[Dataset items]
::::

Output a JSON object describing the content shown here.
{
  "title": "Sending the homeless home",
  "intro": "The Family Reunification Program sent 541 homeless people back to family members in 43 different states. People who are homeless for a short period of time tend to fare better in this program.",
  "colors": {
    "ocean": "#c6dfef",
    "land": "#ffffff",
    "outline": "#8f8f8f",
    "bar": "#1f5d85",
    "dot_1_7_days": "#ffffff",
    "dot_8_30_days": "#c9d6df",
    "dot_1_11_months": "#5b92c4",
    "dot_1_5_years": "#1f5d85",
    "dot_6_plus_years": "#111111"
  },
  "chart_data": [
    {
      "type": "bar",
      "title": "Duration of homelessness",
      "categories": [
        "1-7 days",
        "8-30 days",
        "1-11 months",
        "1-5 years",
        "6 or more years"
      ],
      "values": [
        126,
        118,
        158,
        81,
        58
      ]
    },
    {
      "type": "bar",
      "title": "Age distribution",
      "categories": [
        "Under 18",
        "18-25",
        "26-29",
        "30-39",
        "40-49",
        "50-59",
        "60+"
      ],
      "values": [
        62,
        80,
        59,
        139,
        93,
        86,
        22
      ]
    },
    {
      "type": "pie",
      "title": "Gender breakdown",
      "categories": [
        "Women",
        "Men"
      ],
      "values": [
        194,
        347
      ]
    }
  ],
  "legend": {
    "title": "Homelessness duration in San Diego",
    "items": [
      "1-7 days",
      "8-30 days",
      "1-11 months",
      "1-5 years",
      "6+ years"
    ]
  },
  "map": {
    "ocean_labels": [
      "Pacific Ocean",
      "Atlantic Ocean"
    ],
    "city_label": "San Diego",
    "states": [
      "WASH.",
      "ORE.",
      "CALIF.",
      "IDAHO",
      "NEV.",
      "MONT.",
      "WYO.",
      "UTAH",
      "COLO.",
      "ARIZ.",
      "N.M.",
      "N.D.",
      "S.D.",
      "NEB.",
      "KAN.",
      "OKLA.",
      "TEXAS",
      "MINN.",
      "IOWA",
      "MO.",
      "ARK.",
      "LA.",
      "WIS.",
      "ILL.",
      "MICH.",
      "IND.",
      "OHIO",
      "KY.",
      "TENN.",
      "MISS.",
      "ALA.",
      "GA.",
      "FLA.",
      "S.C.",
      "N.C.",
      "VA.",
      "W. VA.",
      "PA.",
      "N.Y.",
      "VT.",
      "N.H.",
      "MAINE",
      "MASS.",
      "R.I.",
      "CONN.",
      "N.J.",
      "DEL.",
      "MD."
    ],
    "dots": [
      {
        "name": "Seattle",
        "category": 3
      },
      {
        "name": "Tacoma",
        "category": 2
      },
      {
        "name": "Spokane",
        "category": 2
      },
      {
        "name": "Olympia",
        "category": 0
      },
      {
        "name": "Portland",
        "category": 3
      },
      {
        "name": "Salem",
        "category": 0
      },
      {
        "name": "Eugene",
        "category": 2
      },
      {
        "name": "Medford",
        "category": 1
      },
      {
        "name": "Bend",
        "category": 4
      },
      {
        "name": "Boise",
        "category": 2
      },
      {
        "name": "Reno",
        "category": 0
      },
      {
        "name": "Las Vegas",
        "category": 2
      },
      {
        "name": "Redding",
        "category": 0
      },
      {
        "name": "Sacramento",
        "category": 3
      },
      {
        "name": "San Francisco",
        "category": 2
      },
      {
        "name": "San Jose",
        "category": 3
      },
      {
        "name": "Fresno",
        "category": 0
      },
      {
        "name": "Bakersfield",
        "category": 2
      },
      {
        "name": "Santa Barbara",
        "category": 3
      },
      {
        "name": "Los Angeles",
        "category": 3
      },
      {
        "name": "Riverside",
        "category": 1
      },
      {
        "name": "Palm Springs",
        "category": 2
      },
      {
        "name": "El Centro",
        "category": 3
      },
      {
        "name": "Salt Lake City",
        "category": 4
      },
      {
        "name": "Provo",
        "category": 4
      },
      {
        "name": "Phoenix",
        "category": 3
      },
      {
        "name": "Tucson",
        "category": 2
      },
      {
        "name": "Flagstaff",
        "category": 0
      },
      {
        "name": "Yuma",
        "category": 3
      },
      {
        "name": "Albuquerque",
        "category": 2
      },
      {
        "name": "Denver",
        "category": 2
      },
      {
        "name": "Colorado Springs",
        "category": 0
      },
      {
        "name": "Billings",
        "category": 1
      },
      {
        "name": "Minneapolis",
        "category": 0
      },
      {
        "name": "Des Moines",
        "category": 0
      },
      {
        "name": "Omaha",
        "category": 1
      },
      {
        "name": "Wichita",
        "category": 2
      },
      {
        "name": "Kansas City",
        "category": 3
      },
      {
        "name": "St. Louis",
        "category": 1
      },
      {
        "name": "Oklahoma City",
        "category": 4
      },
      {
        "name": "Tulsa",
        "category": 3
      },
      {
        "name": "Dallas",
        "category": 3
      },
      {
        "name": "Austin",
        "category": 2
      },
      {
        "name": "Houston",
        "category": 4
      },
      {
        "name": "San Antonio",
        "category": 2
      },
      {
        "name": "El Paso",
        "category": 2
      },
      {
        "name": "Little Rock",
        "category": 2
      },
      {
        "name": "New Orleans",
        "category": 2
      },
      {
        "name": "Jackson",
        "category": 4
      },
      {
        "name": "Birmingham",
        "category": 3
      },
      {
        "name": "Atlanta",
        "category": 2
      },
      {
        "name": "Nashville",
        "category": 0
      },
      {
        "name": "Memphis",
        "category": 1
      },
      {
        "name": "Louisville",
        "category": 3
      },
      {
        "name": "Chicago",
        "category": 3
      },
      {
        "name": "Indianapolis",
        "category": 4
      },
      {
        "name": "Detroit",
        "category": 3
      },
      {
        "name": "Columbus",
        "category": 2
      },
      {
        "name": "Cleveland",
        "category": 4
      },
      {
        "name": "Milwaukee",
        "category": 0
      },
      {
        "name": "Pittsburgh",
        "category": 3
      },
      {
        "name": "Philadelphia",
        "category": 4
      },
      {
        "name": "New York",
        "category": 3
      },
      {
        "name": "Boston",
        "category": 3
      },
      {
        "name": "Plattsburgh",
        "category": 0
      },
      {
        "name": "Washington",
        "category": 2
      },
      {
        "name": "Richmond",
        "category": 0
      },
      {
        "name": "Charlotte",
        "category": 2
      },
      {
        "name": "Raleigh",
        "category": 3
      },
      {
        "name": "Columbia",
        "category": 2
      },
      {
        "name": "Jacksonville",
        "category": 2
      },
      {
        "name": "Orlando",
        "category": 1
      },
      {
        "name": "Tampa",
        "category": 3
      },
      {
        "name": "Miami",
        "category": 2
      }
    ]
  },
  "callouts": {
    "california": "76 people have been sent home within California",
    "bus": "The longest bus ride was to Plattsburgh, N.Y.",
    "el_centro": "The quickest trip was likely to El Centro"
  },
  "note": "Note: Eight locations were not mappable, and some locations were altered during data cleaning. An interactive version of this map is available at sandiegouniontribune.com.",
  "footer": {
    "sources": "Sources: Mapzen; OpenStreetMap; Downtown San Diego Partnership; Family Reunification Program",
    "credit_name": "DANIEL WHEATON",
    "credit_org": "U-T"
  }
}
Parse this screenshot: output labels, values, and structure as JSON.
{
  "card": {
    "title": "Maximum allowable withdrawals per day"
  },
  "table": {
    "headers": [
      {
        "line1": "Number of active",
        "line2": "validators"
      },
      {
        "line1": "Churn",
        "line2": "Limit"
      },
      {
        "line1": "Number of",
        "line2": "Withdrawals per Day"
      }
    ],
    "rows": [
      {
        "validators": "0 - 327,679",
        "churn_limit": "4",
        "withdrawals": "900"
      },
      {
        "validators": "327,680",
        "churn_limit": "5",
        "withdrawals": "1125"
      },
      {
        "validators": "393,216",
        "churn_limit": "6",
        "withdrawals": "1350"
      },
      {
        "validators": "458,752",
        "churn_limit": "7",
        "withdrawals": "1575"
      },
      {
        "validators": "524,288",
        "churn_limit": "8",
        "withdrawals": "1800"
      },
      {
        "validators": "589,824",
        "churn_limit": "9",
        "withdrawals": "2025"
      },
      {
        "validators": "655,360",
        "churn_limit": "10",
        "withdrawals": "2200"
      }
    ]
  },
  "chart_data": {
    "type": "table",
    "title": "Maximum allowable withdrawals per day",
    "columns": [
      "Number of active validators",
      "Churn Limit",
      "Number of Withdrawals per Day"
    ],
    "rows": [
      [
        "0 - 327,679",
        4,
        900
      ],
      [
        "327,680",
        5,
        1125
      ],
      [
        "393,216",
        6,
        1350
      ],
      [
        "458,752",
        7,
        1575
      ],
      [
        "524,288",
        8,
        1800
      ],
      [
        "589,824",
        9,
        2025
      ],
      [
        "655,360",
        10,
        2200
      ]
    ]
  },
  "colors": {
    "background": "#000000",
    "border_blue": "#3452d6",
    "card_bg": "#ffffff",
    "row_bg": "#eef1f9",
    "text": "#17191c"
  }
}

::::

_WHAT YOU HAVE TO DO_. Reproduce only the lines running from the one that contains "Parse this screenshot: output" to the last line of the records.

_EXERCISE RESULT_.
Parse this screenshot: output labels, values, and structure as JSON.
{
  "card": {
    "title": "Maximum allowable withdrawals per day"
  },
  "table": {
    "headers": [
      {
        "line1": "Number of active",
        "line2": "validators"
      },
      {
        "line1": "Churn",
        "line2": "Limit"
      },
      {
        "line1": "Number of",
        "line2": "Withdrawals per Day"
      }
    ],
    "rows": [
      {
        "validators": "0 - 327,679",
        "churn_limit": "4",
        "withdrawals": "900"
      },
      {
        "validators": "327,680",
        "churn_limit": "5",
        "withdrawals": "1125"
      },
      {
        "validators": "393,216",
        "churn_limit": "6",
        "withdrawals": "1350"
      },
      {
        "validators": "458,752",
        "churn_limit": "7",
        "withdrawals": "1575"
      },
      {
        "validators": "524,288",
        "churn_limit": "8",
        "withdrawals": "1800"
      },
      {
        "validators": "589,824",
        "churn_limit": "9",
        "withdrawals": "2025"
      },
      {
        "validators": "655,360",
        "churn_limit": "10",
        "withdrawals": "2200"
      }
    ]
  },
  "chart_data": {
    "type": "table",
    "title": "Maximum allowable withdrawals per day",
    "columns": [
      "Number of active validators",
      "Churn Limit",
      "Number of Withdrawals per Day"
    ],
    "rows": [
      [
        "0 - 327,679",
        4,
        900
      ],
      [
        "327,680",
        5,
        1125
      ],
      [
        "393,216",
        6,
        1350
      ],
      [
        "458,752",
        7,
        1575
      ],
      [
        "524,288",
        8,
        1800
      ],
      [
        "589,824",
        9,
        2025
      ],
      [
        "655,360",
        10,
        2200
      ]
    ]
  },
  "colors": {
    "background": "#000000",
    "border_blue": "#3452d6",
    "card_bg": "#ffffff",
    "row_bg": "#eef1f9",
    "text": "#17191c"
  }
}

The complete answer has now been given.